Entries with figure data

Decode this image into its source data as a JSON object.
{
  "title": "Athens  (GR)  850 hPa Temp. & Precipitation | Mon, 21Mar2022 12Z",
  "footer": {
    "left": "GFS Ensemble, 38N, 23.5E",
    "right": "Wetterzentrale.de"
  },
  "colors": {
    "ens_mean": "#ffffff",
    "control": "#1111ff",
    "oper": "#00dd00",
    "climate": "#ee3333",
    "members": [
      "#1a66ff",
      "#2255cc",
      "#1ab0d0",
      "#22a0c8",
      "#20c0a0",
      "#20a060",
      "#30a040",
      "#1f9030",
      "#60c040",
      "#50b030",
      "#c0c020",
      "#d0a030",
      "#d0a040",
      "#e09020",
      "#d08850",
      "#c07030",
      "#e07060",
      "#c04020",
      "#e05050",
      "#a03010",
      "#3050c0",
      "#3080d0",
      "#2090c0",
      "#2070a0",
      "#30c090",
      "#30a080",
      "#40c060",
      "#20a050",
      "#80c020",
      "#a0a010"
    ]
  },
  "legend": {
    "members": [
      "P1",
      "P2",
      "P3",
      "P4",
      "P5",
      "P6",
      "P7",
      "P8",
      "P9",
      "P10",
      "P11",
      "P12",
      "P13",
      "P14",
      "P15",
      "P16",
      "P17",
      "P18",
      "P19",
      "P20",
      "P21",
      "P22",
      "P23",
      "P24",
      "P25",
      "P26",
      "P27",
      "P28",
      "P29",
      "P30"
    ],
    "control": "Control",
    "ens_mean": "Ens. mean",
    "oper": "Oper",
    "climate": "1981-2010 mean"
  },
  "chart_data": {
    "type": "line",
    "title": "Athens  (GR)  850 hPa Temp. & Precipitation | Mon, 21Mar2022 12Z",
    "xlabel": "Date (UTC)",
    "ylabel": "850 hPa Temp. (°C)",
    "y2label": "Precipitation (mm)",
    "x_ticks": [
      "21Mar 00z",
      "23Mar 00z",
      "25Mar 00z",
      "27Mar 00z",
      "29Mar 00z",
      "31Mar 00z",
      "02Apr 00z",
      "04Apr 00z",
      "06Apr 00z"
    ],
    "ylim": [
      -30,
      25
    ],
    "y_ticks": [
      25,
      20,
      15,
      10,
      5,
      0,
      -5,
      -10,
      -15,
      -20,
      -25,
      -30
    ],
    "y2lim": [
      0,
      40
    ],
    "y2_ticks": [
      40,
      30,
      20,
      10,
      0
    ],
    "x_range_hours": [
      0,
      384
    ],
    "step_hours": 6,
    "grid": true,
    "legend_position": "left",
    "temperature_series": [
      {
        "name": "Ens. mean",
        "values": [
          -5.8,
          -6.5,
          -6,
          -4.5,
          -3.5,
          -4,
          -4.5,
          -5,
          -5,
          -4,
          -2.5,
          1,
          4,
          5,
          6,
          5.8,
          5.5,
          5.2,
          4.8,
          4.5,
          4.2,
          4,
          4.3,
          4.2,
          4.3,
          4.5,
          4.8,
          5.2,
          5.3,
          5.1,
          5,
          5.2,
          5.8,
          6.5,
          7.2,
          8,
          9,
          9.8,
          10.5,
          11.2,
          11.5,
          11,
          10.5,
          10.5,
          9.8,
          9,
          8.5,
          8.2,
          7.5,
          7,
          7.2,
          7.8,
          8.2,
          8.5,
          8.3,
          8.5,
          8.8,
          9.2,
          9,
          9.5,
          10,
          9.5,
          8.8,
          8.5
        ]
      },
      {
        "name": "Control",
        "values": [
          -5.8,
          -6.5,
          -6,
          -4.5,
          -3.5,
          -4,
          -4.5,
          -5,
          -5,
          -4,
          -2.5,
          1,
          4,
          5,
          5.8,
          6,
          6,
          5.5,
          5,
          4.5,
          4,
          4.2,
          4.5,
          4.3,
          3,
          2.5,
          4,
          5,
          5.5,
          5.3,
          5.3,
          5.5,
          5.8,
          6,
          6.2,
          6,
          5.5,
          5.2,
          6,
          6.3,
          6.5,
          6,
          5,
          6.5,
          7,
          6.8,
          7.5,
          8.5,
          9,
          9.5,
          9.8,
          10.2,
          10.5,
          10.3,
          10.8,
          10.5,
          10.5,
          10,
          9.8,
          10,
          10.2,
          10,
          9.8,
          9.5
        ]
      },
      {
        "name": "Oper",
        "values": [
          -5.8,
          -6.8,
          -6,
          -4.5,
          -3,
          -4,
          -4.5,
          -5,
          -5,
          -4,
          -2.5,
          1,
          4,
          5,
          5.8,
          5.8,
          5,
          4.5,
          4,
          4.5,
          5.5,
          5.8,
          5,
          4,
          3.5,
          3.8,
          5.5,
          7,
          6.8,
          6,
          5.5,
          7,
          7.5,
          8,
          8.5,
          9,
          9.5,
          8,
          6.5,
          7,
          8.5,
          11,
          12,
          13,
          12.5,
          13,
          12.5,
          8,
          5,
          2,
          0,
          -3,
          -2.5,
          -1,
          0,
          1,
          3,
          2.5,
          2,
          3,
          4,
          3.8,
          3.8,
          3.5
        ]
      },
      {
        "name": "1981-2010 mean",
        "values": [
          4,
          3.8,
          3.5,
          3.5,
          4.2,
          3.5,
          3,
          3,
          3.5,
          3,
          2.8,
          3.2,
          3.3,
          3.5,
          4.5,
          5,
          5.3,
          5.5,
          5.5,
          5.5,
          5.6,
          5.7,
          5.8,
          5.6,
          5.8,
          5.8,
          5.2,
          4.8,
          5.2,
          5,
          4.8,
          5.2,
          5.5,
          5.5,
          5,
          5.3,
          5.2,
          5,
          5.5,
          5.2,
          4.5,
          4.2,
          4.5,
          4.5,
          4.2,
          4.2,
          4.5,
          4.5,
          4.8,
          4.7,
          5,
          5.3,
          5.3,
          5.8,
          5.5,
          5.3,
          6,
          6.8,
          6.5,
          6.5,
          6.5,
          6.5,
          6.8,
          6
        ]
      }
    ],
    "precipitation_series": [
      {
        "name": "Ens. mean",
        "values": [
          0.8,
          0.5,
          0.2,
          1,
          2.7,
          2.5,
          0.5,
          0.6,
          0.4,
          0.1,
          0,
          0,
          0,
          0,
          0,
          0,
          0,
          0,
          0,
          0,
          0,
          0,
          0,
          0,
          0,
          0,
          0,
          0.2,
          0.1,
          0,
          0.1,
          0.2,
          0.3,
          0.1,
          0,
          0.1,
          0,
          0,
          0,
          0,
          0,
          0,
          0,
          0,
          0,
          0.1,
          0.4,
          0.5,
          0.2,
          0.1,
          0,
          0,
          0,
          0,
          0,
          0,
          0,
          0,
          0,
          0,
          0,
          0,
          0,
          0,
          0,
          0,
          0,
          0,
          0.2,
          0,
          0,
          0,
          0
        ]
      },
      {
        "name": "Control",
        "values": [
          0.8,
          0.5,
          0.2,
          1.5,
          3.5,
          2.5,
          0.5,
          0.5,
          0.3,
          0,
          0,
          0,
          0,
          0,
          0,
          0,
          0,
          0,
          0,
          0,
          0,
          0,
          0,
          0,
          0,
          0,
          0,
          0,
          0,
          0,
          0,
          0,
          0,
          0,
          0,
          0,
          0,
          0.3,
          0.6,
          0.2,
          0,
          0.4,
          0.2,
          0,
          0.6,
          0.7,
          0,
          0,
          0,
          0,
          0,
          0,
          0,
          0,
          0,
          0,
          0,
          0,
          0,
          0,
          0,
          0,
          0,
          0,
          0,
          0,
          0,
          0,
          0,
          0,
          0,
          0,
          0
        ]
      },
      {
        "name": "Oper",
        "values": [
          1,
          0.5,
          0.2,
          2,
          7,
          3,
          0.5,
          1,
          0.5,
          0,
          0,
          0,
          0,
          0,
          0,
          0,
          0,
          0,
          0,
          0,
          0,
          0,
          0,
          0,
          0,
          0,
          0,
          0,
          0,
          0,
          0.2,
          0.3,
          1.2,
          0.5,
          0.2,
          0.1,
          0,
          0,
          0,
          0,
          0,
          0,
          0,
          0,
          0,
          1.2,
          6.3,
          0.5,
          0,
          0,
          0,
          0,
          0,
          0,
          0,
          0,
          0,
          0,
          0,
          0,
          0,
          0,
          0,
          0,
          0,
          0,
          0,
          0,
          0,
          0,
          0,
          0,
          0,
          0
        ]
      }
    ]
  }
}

▶ **What you have to do**
Pick out lines containing the word "climate", each one as written.

▶ **Exercise result**
    "climate": "#ee3333",
    "climate": "1981-2010 mean"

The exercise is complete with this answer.